The request: Present every line in which the string "együtt" appears.

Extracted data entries
______
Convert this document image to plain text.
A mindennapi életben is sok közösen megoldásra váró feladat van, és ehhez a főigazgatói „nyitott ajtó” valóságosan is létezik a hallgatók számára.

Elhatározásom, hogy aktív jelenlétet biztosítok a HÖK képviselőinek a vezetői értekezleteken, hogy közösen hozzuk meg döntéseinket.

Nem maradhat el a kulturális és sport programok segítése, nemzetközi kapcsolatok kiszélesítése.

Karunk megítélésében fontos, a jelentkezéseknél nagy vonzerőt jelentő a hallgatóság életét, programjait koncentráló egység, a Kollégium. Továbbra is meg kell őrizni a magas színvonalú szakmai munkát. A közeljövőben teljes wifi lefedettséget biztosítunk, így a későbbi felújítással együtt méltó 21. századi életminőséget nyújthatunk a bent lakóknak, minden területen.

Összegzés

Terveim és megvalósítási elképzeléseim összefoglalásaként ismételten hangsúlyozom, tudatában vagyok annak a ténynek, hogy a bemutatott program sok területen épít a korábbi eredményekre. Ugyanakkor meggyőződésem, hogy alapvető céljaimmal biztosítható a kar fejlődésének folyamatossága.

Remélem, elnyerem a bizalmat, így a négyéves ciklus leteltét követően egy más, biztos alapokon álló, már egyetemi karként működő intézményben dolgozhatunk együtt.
______
Task answer:
Karunk megítélésében fontos, a jelentkezéseknél nagy vonzerőt jelentő a hallgatóság életét, programjait koncentráló egység, a Kollégium. Továbbra is meg kell őrizni a magas színvonalú szakmai munkát. A közeljövőben teljes wifi lefedettséget biztosítunk, így a későbbi felújítással együtt méltó 21. századi életminőséget nyújthatunk a bent lakóknak, minden területen.
Remélem, elnyerem a bizalmat, így a négyéves ciklus leteltét követően egy más, biztos alapokon álló, már egyetemi karként működő intézményben dolgozhatunk együtt.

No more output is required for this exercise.